■ Dataset rows about figures ■

● ● ● ● ● ● ●

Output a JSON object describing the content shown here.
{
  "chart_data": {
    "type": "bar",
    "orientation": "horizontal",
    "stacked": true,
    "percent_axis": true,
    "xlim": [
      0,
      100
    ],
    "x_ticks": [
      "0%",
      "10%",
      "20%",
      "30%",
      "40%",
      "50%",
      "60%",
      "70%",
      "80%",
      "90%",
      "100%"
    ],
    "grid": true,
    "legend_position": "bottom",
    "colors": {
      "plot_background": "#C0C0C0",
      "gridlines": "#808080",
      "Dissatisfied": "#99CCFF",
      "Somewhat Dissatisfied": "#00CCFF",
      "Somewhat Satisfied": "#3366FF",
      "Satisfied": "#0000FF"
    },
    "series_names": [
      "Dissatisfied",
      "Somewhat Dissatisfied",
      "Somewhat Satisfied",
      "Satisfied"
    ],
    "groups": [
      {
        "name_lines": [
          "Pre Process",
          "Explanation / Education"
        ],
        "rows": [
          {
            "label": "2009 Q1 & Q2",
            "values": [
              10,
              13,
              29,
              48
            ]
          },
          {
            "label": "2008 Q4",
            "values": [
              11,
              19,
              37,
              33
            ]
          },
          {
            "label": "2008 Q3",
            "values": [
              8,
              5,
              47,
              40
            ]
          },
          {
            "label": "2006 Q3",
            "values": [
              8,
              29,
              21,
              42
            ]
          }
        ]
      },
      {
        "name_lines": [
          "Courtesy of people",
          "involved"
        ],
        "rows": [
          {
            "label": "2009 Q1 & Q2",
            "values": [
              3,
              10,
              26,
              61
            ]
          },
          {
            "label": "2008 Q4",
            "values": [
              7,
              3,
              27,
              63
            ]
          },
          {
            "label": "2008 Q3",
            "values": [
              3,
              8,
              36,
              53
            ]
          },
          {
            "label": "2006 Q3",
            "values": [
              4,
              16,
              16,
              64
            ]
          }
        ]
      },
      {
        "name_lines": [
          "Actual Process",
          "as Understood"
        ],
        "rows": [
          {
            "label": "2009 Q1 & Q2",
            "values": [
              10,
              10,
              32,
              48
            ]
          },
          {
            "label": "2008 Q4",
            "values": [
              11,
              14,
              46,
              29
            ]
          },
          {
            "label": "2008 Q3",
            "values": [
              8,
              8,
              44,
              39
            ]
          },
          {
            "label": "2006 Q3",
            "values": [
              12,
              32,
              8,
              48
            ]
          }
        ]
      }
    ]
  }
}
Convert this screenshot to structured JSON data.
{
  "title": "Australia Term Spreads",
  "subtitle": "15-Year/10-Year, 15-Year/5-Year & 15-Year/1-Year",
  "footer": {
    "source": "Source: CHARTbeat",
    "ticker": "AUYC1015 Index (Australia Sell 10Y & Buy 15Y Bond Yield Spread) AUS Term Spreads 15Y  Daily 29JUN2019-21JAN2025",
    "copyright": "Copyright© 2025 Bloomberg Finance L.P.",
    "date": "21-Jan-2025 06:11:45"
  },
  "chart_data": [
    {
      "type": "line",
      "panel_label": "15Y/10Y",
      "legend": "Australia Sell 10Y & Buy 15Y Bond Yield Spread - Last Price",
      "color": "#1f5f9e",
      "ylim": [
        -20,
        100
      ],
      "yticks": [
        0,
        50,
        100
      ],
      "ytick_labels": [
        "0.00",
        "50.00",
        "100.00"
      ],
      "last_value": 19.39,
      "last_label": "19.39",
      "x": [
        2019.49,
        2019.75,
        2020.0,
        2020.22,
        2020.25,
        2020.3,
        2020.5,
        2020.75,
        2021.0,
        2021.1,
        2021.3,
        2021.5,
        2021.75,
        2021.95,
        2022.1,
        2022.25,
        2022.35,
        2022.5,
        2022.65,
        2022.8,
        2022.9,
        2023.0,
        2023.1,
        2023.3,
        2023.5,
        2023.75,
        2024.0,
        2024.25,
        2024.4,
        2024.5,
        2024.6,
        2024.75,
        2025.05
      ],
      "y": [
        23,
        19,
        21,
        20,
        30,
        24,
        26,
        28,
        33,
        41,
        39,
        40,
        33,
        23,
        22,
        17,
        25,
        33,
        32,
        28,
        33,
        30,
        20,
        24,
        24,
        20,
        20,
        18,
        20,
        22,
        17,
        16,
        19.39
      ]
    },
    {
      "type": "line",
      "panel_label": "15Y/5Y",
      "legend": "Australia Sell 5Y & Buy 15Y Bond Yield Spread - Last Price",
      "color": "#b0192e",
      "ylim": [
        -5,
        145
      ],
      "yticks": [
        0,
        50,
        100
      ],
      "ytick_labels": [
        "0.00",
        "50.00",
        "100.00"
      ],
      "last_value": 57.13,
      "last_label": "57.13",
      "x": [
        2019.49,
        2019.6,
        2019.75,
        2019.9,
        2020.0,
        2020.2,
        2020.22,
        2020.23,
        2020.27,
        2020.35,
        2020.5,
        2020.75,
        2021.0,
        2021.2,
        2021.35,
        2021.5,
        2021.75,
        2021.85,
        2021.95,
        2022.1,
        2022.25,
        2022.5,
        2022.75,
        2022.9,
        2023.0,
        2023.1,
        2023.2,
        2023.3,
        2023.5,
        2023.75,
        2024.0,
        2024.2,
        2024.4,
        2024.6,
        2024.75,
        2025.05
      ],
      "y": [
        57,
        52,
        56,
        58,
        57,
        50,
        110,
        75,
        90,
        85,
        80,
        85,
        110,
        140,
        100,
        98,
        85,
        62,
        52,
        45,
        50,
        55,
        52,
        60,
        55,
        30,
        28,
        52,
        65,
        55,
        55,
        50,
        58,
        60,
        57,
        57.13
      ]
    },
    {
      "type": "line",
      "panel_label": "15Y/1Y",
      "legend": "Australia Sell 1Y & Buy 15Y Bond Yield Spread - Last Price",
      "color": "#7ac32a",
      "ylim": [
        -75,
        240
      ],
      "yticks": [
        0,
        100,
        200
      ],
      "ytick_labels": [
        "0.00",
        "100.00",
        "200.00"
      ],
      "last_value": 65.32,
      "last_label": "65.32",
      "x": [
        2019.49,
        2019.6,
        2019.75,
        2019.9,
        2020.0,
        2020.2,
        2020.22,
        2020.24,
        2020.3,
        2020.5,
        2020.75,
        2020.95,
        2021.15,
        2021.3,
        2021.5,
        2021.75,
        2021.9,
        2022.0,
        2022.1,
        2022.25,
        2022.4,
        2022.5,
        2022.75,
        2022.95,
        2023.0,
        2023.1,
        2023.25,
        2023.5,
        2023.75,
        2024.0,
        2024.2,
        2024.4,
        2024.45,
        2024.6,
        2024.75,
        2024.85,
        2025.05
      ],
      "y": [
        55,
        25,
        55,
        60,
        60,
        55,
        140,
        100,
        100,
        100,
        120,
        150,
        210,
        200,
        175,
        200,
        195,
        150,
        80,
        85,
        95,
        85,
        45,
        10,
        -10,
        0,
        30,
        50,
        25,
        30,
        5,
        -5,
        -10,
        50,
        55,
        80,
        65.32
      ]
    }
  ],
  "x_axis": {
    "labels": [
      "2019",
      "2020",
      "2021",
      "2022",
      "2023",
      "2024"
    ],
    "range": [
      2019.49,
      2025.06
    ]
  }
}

● ● ● ● ● ● ●

■ THE PROBLEM ■
Return every entry verbatim.

■ COMPLETED TASK ■
Output a JSON object describing the content shown here.
{
  "chart_data": {
    "type": "bar",
    "orientation": "horizontal",
    "stacked": true,
    "percent_axis": true,
    "xlim": [
      0,
      100
    ],
    "x_ticks": [
      "0%",
      "10%",
      "20%",
      "30%",
      "40%",
      "50%",
      "60%",
      "70%",
      "80%",
      "90%",
      "100%"
    ],
    "grid": true,
    "legend_position": "bottom",
    "colors": {
      "plot_background": "#C0C0C0",
      "gridlines": "#808080",
      "Dissatisfied": "#99CCFF",
      "Somewhat Dissatisfied": "#00CCFF",
      "Somewhat Satisfied": "#3366FF",
      "Satisfied": "#0000FF"
    },
    "series_names": [
      "Dissatisfied",
      "Somewhat Dissatisfied",
      "Somewhat Satisfied",
      "Satisfied"
    ],
    "groups": [
      {
        "name_lines": [
          "Pre Process",
          "Explanation / Education"
        ],
        "rows": [
          {
            "label": "2009 Q1 & Q2",
            "values": [
              10,
              13,
              29,
              48
            ]
          },
          {
            "label": "2008 Q4",
            "values": [
              11,
              19,
              37,
              33
            ]
          },
          {
            "label": "2008 Q3",
            "values": [
              8,
              5,
              47,
              40
            ]
          },
          {
            "label": "2006 Q3",
            "values": [
              8,
              29,
              21,
              42
            ]
          }
        ]
      },
      {
        "name_lines": [
          "Courtesy of people",
          "involved"
        ],
        "rows": [
          {
            "label": "2009 Q1 & Q2",
            "values": [
              3,
              10,
              26,
              61
            ]
          },
          {
            "label": "2008 Q4",
            "values": [
              7,
              3,
              27,
              63
            ]
          },
          {
            "label": "2008 Q3",
            "values": [
              3,
              8,
              36,
              53
            ]
          },
          {
            "label": "2006 Q3",
            "values": [
              4,
              16,
              16,
              64
            ]
          }
        ]
      },
      {
        "name_lines": [
          "Actual Process",
          "as Understood"
        ],
        "rows": [
          {
            "label": "2009 Q1 & Q2",
            "values": [
              10,
              10,
              32,
              48
            ]
          },
          {
            "label": "2008 Q4",
            "values": [
              11,
              14,
              46,
              29
            ]
          },
          {
            "label": "2008 Q3",
            "values": [
              8,
              8,
              44,
              39
            ]
          },
          {
            "label": "2006 Q3",
            "values": [
              12,
              32,
              8,
              48
            ]
          }
        ]
      }
    ]
  }
}
Convert this screenshot to structured JSON data.
{
  "title": "Australia Term Spreads",
  "subtitle": "15-Year/10-Year, 15-Year/5-Year & 15-Year/1-Year",
  "footer": {
    "source": "Source: CHARTbeat",
    "ticker": "AUYC1015 Index (Australia Sell 10Y & Buy 15Y Bond Yield Spread) AUS Term Spreads 15Y  Daily 29JUN2019-21JAN2025",
    "copyright": "Copyright© 2025 Bloomberg Finance L.P.",
    "date": "21-Jan-2025 06:11:45"
  },
  "chart_data": [
    {
      "type": "line",
      "panel_label": "15Y/10Y",
      "legend": "Australia Sell 10Y & Buy 15Y Bond Yield Spread - Last Price",
      "color": "#1f5f9e",
      "ylim": [
        -20,
        100
      ],
      "yticks": [
        0,
        50,
        100
      ],
      "ytick_labels": [
        "0.00",
        "50.00",
        "100.00"
      ],
      "last_value": 19.39,
      "last_label": "19.39",
      "x": [
        2019.49,
        2019.75,
        2020.0,
        2020.22,
        2020.25,
        2020.3,
        2020.5,
        2020.75,
        2021.0,
        2021.1,
        2021.3,
        2021.5,
        2021.75,
        2021.95,
        2022.1,
        2022.25,
        2022.35,
        2022.5,
        2022.65,
        2022.8,
        2022.9,
        2023.0,
        2023.1,
        2023.3,
        2023.5,
        2023.75,
        2024.0,
        2024.25,
        2024.4,
        2024.5,
        2024.6,
        2024.75,
        2025.05
      ],
      "y": [
        23,
        19,
        21,
        20,
        30,
        24,
        26,
        28,
        33,
        41,
        39,
        40,
        33,
        23,
        22,
        17,
        25,
        33,
        32,
        28,
        33,
        30,
        20,
        24,
        24,
        20,
        20,
        18,
        20,
        22,
        17,
        16,
        19.39
      ]
    },
    {
      "type": "line",
      "panel_label": "15Y/5Y",
      "legend": "Australia Sell 5Y & Buy 15Y Bond Yield Spread - Last Price",
      "color": "#b0192e",
      "ylim": [
        -5,
        145
      ],
      "yticks": [
        0,
        50,
        100
      ],
      "ytick_labels": [
        "0.00",
        "50.00",
        "100.00"
      ],
      "last_value": 57.13,
      "last_label": "57.13",
      "x": [
        2019.49,
        2019.6,
        2019.75,
        2019.9,
        2020.0,
        2020.2,
        2020.22,
        2020.23,
        2020.27,
        2020.35,
        2020.5,
        2020.75,
        2021.0,
        2021.2,
        2021.35,
        2021.5,
        2021.75,
        2021.85,
        2021.95,
        2022.1,
        2022.25,
        2022.5,
        2022.75,
        2022.9,
        2023.0,
        2023.1,
        2023.2,
        2023.3,
        2023.5,
        2023.75,
        2024.0,
        2024.2,
        2024.4,
        2024.6,
        2024.75,
        2025.05
      ],
      "y": [
        57,
        52,
        56,
        58,
        57,
        50,
        110,
        75,
        90,
        85,
        80,
        85,
        110,
        140,
        100,
        98,
        85,
        62,
        52,
        45,
        50,
        55,
        52,
        60,
        55,
        30,
        28,
        52,
        65,
        55,
        55,
        50,
        58,
        60,
        57,
        57.13
      ]
    },
    {
      "type": "line",
      "panel_label": "15Y/1Y",
      "legend": "Australia Sell 1Y & Buy 15Y Bond Yield Spread - Last Price",
      "color": "#7ac32a",
      "ylim": [
        -75,
        240
      ],
      "yticks": [
        0,
        100,
        200
      ],
      "ytick_labels": [
        "0.00",
        "100.00",
        "200.00"
      ],
      "last_value": 65.32,
      "last_label": "65.32",
      "x": [
        2019.49,
        2019.6,
        2019.75,
        2019.9,
        2020.0,
        2020.2,
        2020.22,
        2020.24,
        2020.3,
        2020.5,
        2020.75,
        2020.95,
        2021.15,
        2021.3,
        2021.5,
        2021.75,
        2021.9,
        2022.0,
        2022.1,
        2022.25,
        2022.4,
        2022.5,
        2022.75,
        2022.95,
        2023.0,
        2023.1,
        2023.25,
        2023.5,
        2023.75,
        2024.0,
        2024.2,
        2024.4,
        2024.45,
        2024.6,
        2024.75,
        2024.85,
        2025.05
      ],
      "y": [
        55,
        25,
        55,
        60,
        60,
        55,
        140,
        100,
        100,
        100,
        120,
        150,
        210,
        200,
        175,
        200,
        195,
        150,
        80,
        85,
        95,
        85,
        45,
        10,
        -10,
        0,
        30,
        50,
        25,
        30,
        5,
        -5,
        -10,
        50,
        55,
        80,
        65.32
      ]
    }
  ],
  "x_axis": {
    "labels": [
      "2019",
      "2020",
      "2021",
      "2022",
      "2023",
      "2024"
    ],
    "range": [
      2019.49,
      2025.06
    ]
  }
}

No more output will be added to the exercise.